• [REQUIRED TASK]:
The records below are split into lines. How many of those lines contain the string "name"? Reply with the number only.

_ _ _ _ _ _ _

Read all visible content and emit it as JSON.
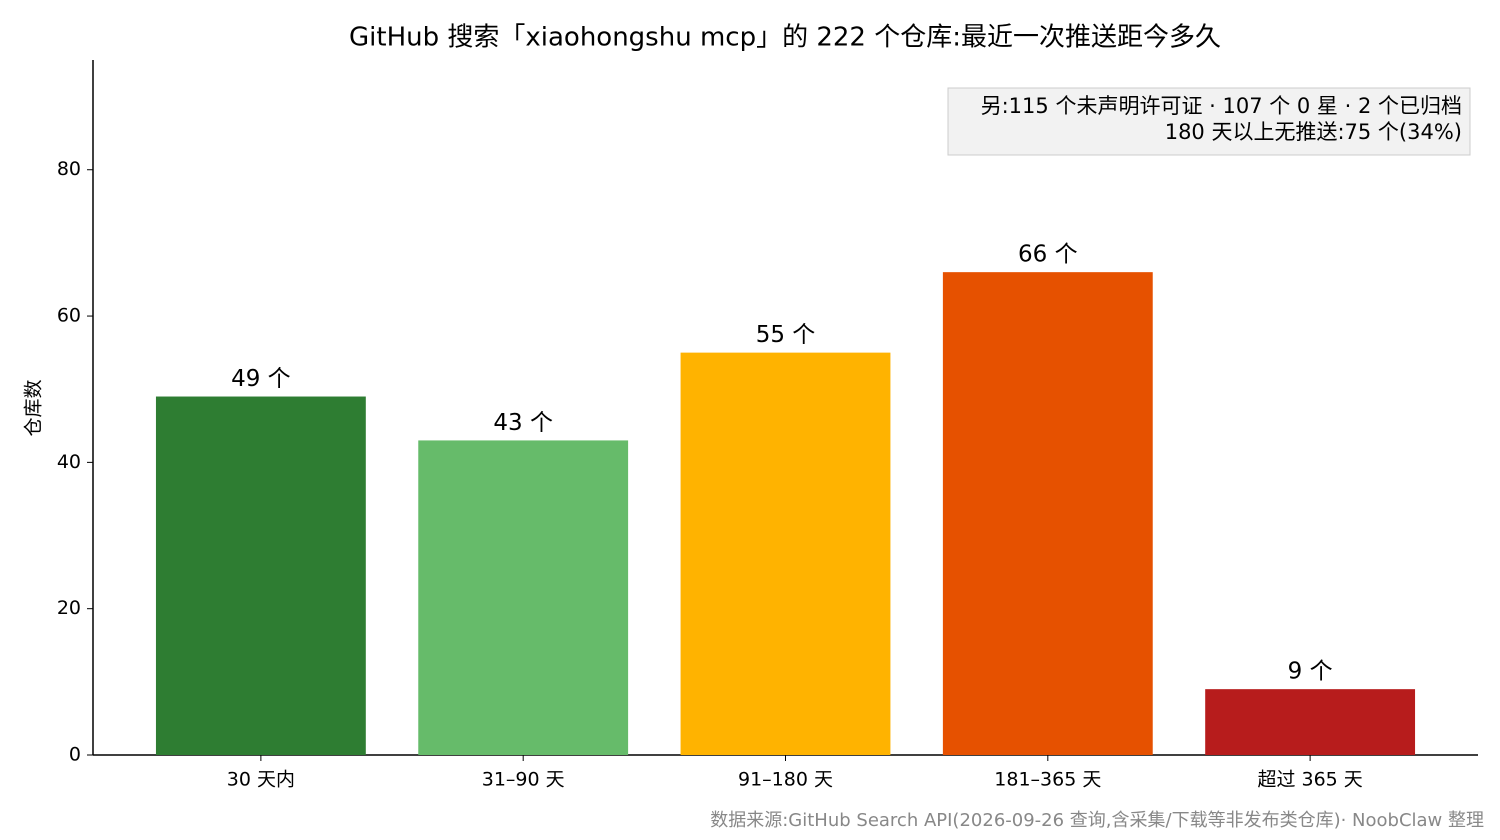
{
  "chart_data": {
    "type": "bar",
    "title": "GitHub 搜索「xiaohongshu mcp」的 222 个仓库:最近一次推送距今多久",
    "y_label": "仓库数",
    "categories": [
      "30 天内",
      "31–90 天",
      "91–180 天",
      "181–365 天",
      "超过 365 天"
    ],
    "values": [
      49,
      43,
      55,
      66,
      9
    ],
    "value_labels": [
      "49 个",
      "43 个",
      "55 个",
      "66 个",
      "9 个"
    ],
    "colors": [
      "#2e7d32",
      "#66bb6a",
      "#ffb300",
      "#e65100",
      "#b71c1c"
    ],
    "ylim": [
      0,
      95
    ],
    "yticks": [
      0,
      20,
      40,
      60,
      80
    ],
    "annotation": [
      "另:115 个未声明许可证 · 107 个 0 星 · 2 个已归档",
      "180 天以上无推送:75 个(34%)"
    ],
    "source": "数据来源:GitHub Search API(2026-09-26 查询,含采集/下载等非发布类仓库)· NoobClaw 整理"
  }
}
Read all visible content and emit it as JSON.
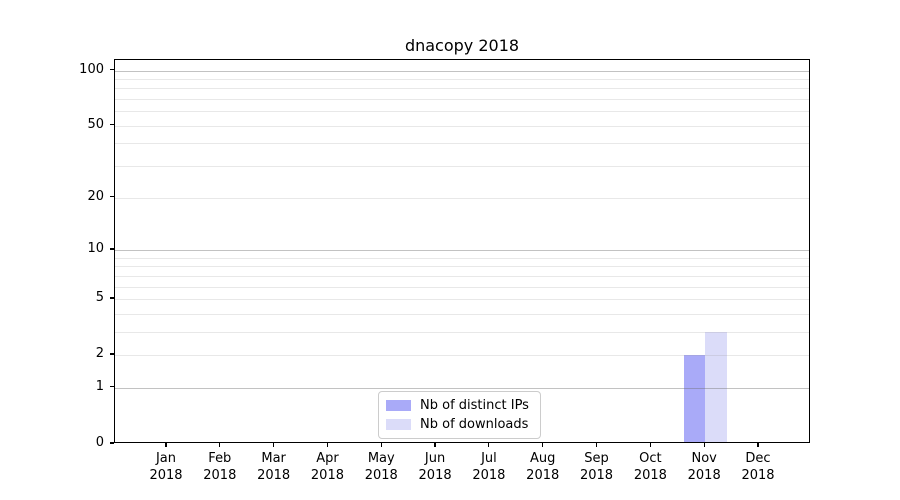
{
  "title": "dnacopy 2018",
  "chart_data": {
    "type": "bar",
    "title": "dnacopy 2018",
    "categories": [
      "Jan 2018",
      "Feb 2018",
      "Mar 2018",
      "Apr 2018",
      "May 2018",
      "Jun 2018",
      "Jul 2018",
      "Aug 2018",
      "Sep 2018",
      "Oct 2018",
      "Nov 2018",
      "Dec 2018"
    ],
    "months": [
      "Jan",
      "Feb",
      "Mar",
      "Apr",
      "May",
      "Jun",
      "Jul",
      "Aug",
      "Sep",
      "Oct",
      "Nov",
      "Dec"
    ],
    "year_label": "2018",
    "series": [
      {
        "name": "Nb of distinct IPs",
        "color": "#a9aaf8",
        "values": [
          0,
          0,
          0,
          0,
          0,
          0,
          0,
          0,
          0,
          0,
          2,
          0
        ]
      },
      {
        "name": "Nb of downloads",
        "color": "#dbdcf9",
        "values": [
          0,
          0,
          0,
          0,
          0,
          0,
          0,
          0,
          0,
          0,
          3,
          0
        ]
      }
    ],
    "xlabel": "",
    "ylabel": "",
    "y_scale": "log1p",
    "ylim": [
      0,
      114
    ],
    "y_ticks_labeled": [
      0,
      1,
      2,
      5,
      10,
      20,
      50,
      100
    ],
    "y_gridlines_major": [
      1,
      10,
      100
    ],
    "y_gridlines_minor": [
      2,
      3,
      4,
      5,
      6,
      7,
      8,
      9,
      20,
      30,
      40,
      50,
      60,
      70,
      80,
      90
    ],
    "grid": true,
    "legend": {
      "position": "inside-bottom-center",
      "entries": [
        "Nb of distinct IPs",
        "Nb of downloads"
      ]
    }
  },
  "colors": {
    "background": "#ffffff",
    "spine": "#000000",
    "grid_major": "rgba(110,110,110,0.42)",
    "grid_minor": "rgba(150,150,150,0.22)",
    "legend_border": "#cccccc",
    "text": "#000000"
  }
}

_ _ _ _ _ _ _

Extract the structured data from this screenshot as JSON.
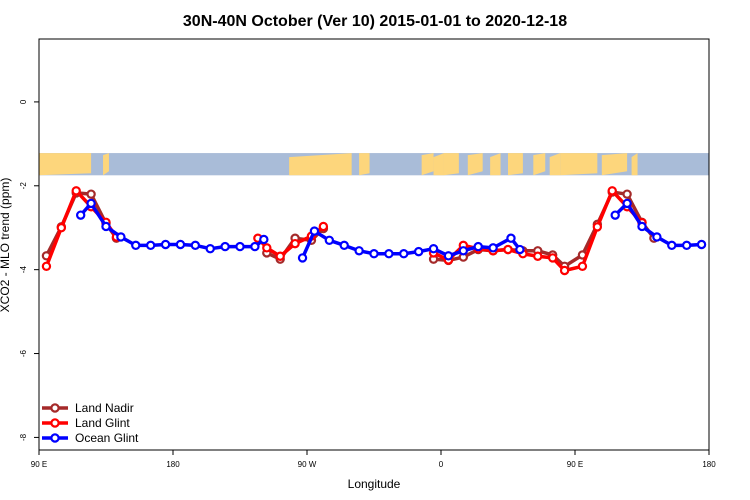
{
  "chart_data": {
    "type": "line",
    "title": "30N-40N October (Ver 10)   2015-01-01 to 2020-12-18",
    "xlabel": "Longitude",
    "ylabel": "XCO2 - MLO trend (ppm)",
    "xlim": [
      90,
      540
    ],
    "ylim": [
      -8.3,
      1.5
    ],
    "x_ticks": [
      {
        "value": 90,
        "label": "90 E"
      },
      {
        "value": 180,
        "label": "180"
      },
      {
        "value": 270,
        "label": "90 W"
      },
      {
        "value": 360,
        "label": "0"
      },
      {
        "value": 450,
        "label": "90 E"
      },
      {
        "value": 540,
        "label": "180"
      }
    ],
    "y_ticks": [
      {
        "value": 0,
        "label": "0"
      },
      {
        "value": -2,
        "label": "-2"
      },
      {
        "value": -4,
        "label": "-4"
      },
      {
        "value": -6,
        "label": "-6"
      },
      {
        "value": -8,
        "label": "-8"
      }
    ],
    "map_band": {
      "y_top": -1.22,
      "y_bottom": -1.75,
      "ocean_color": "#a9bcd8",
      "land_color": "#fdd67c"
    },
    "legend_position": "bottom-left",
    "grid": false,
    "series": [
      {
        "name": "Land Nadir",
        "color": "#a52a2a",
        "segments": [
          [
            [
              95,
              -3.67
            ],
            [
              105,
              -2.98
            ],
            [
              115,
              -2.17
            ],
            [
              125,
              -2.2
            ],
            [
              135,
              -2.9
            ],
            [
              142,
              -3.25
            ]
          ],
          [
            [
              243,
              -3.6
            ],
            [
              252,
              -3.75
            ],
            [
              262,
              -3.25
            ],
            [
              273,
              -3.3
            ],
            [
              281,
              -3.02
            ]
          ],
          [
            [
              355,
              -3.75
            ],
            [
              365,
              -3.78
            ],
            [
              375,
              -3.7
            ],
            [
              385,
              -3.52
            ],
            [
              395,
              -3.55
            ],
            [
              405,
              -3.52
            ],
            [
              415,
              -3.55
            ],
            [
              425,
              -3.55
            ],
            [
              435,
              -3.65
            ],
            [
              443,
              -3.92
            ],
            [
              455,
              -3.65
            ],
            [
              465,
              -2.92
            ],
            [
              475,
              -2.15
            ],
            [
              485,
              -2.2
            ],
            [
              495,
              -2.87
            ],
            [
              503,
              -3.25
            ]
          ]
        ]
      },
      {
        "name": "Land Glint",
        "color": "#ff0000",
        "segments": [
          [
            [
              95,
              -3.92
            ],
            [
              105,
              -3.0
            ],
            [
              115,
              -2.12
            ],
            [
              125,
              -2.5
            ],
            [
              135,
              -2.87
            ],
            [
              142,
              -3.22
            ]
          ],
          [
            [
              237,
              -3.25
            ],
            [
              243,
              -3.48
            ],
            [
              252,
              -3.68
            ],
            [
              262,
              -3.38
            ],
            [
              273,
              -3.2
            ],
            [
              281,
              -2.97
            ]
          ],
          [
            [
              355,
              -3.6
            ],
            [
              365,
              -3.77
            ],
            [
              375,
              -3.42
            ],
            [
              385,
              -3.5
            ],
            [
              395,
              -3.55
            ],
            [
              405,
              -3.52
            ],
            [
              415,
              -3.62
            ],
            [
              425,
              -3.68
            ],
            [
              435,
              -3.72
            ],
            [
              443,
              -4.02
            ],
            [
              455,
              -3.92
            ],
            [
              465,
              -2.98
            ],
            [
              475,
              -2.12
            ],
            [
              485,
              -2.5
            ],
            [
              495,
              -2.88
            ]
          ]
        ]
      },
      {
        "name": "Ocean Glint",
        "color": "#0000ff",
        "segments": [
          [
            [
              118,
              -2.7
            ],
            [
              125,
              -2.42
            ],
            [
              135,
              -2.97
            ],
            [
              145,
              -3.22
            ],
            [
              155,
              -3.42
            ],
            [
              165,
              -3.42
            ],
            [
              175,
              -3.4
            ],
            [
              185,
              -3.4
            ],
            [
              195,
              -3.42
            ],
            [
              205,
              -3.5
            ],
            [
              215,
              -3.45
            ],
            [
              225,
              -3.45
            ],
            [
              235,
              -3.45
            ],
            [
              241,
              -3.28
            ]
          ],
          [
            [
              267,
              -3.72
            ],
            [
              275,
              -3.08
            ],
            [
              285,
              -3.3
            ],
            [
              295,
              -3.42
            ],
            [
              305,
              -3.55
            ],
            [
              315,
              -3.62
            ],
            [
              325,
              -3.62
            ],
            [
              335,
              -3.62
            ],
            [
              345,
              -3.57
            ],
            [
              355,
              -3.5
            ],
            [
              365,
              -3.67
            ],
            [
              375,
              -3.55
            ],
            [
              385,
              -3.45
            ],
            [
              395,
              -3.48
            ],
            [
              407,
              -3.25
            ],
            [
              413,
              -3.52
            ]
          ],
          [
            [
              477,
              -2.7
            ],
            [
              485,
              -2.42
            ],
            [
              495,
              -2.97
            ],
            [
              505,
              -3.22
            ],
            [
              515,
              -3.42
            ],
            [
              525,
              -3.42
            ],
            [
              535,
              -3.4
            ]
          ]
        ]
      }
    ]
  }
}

_ _ _ _ _ _ _

• [CORRECT RESULT]:
5